▼
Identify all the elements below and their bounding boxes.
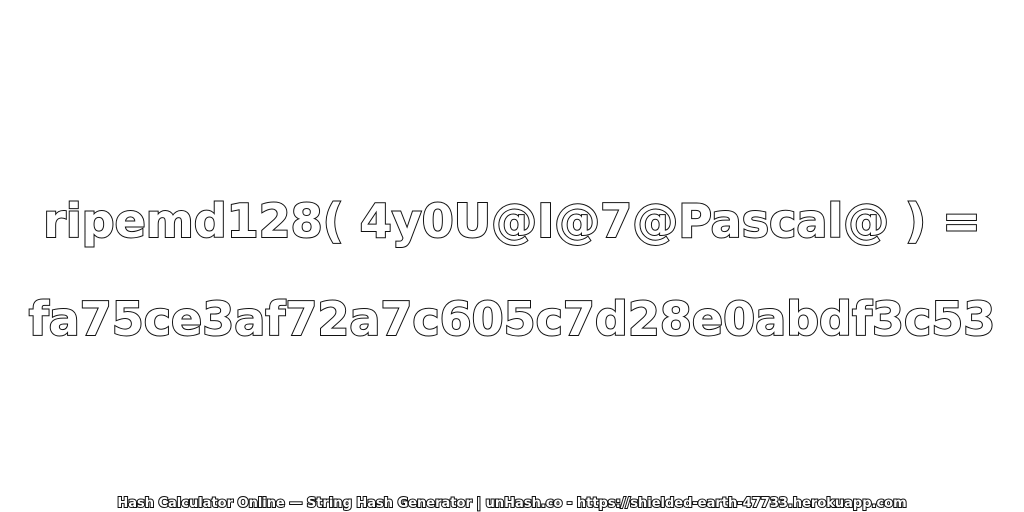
hash-expression-text: ripemd128( 4y0U@I@7@Pascal@ ) = bbox=[42, 193, 982, 249]
hash-image-canvas: ripemd128( 4y0U@I@7@Pascal@ ) = fa75ce3a… bbox=[0, 0, 1024, 512]
footer-credit-text: Hash Calculator Online — String Hash Gen… bbox=[116, 495, 907, 512]
hash-digest-text: fa75ce3af72a7c605c7d28e0abdf3c53 bbox=[28, 291, 997, 347]
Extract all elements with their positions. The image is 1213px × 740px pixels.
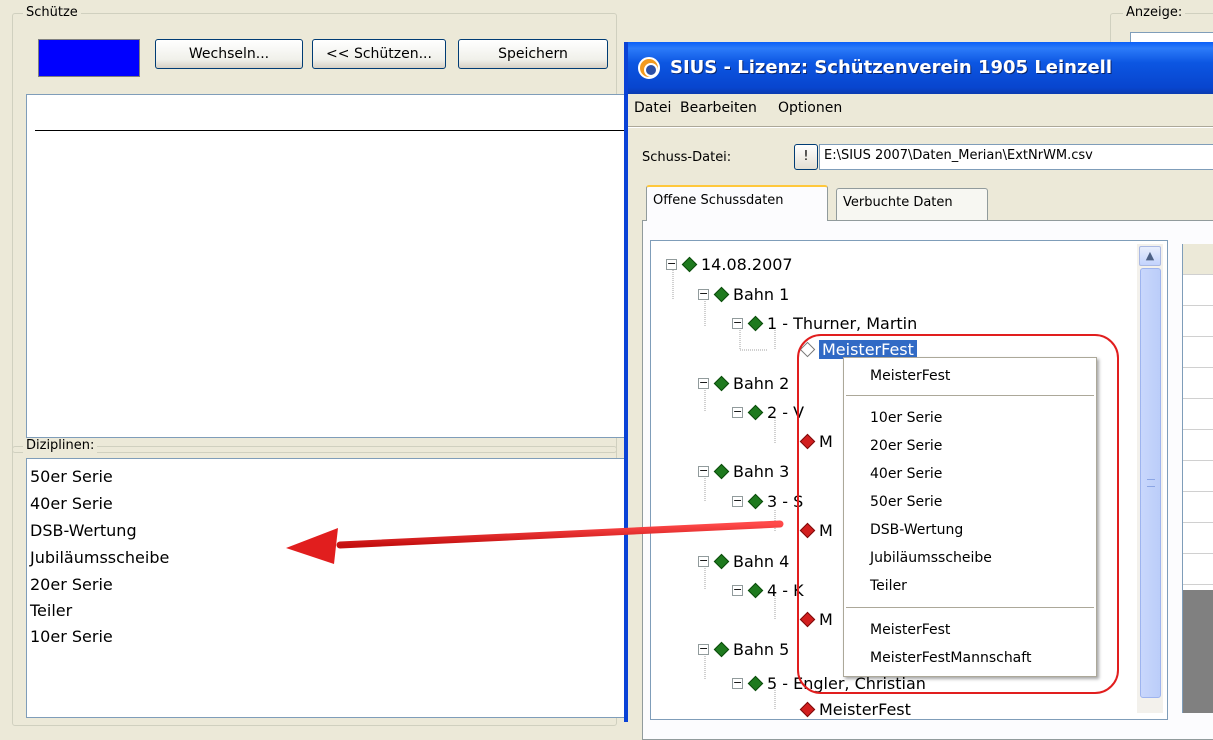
highlight-ring xyxy=(797,334,1119,694)
grid-cell[interactable] xyxy=(1183,399,1213,430)
scroll-up-icon[interactable]: ▲ xyxy=(1139,246,1161,266)
collapse-icon[interactable]: − xyxy=(698,377,709,389)
diziplinen-group-label: Diziplinen: xyxy=(23,438,98,453)
tree-node-shooter2[interactable]: − 2 - V xyxy=(732,401,804,423)
list-item[interactable]: Jubiläumsscheibe xyxy=(30,548,169,567)
list-item[interactable]: 40er Serie xyxy=(30,494,113,513)
tree-node-shooter3[interactable]: − 3 - S xyxy=(732,490,803,512)
collapse-icon[interactable]: − xyxy=(732,317,743,329)
tree-node-bahn1[interactable]: − Bahn 1 xyxy=(698,283,789,305)
schuss-datei-label: Schuss-Datei: xyxy=(642,150,732,165)
color-swatch[interactable] xyxy=(38,39,140,77)
list-item[interactable]: Teiler xyxy=(30,601,72,620)
tab-verbuchte-daten[interactable]: Verbuchte Daten xyxy=(836,188,988,220)
grid-cell[interactable] xyxy=(1183,368,1213,399)
collapse-icon[interactable]: − xyxy=(732,584,743,596)
green-node-icon xyxy=(747,582,764,598)
tab-offene-schussdaten[interactable]: Offene Schussdaten xyxy=(646,185,828,221)
grid-cell[interactable] xyxy=(1183,554,1213,585)
schuetze-group-label: Schütze xyxy=(23,5,81,20)
grid-cell[interactable] xyxy=(1183,523,1213,554)
green-node-icon xyxy=(713,463,730,479)
green-node-icon xyxy=(747,404,764,420)
list-item[interactable]: DSB-Wertung xyxy=(30,521,137,540)
menu-optionen[interactable]: Optionen xyxy=(778,100,842,116)
grid-cell[interactable] xyxy=(1183,306,1213,337)
collapse-icon[interactable]: − xyxy=(732,495,743,507)
grid-cell[interactable] xyxy=(1183,337,1213,368)
speichern-button[interactable]: Speichern xyxy=(458,39,608,69)
grid-empty-area xyxy=(1183,590,1213,713)
grip-icon xyxy=(1147,479,1155,487)
wechseln-button[interactable]: Wechseln... xyxy=(155,39,303,69)
menu-datei[interactable]: Datei xyxy=(634,100,671,116)
red-node-icon xyxy=(799,701,816,717)
collapse-icon[interactable]: − xyxy=(698,643,709,655)
dialog-title: SIUS - Lizenz: Schützenverein 1905 Leinz… xyxy=(670,57,1113,78)
tree-node-date[interactable]: − 14.08.2007 xyxy=(666,253,793,275)
side-grid[interactable] xyxy=(1182,244,1213,713)
scrollbar-thumb[interactable] xyxy=(1140,268,1161,698)
tree-node-label: Bahn 3 xyxy=(733,461,790,481)
schuetzen-button[interactable]: << Schützen... xyxy=(312,39,446,69)
green-node-icon xyxy=(713,286,730,302)
list-divider xyxy=(35,130,630,131)
green-node-icon xyxy=(747,315,764,331)
green-node-icon xyxy=(681,256,698,272)
grid-cell[interactable] xyxy=(1183,430,1213,461)
tree-node-bahn5[interactable]: − Bahn 5 xyxy=(698,638,789,660)
tree-node-label: Bahn 5 xyxy=(733,639,790,659)
list-item[interactable]: 10er Serie xyxy=(30,627,113,646)
tree-node-bahn2[interactable]: − Bahn 2 xyxy=(698,372,789,394)
tree-node-shooter4[interactable]: − 4 - K xyxy=(732,579,804,601)
tree-node-label: 1 - Thurner, Martin xyxy=(767,313,918,333)
tree-node-shooter1[interactable]: − 1 - Thurner, Martin xyxy=(732,312,917,334)
collapse-icon[interactable]: − xyxy=(732,677,743,689)
dialog-titlebar[interactable]: SIUS - Lizenz: Schützenverein 1905 Leinz… xyxy=(628,42,1213,94)
tree-node-leaf5[interactable]: MeisterFest xyxy=(799,698,911,720)
collapse-icon[interactable]: − xyxy=(666,258,677,270)
menu-separator xyxy=(628,126,1213,128)
diziplinen-list[interactable]: 50er Serie 40er Serie DSB-Wertung Jubilä… xyxy=(26,458,626,718)
green-node-icon xyxy=(713,375,730,391)
green-node-icon xyxy=(747,675,764,691)
sius-app-icon[interactable] xyxy=(638,57,660,79)
collapse-icon[interactable]: − xyxy=(698,288,709,300)
tree-node-bahn3[interactable]: − Bahn 3 xyxy=(698,460,789,482)
green-node-icon xyxy=(713,641,730,657)
green-node-icon xyxy=(747,493,764,509)
grid-cell[interactable] xyxy=(1183,244,1213,275)
tree-node-label: Bahn 4 xyxy=(733,551,790,571)
browse-button[interactable]: ! xyxy=(794,144,818,170)
grid-cell[interactable] xyxy=(1183,461,1213,492)
tree-node-label: 14.08.2007 xyxy=(701,254,793,274)
list-item[interactable]: 50er Serie xyxy=(30,467,113,486)
grid-cell[interactable] xyxy=(1183,492,1213,523)
tree-node-label: MeisterFest xyxy=(819,699,911,719)
collapse-icon[interactable]: − xyxy=(732,406,743,418)
menu-bearbeiten[interactable]: Bearbeiten xyxy=(680,100,757,116)
green-node-icon xyxy=(713,553,730,569)
tree-node-label: Bahn 1 xyxy=(733,284,790,304)
schuss-datei-input[interactable]: E:\SIUS 2007\Daten_Merian\ExtNrWM.csv xyxy=(819,144,1213,170)
collapse-icon[interactable]: − xyxy=(698,555,709,567)
tree-node-bahn4[interactable]: − Bahn 4 xyxy=(698,550,789,572)
list-item[interactable]: 20er Serie xyxy=(30,575,113,594)
collapse-icon[interactable]: − xyxy=(698,465,709,477)
grid-cell[interactable] xyxy=(1183,275,1213,306)
menu-bar: Datei Bearbeiten Optionen xyxy=(628,94,1213,122)
tree-node-label: Bahn 2 xyxy=(733,373,790,393)
schuetze-list[interactable] xyxy=(26,94,630,438)
anzeige-group-label: Anzeige: xyxy=(1123,5,1186,20)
▲
Output verbatim the rows from the one containing "hash-expression-text: ripemd128( 4y0U@I@7@Pascal@" through the one containing "Extract all elements", both included, and nothing else.

hash-expression-text: ripemd128( 4y0U@I@7@Pascal@ ) = bbox=[42, 193, 982, 249]
hash-image-canvas: ripemd128( 4y0U@I@7@Pascal@ ) = fa75ce3a… bbox=[0, 0, 1024, 512]
footer-credit-text: Hash Calculator Online — String Hash Gen… bbox=[116, 495, 907, 512]
hash-digest-text: fa75ce3af72a7c605c7d28e0abdf3c53 bbox=[28, 291, 997, 347]
Extract all elements with their positions. The image is 1213px × 740px pixels.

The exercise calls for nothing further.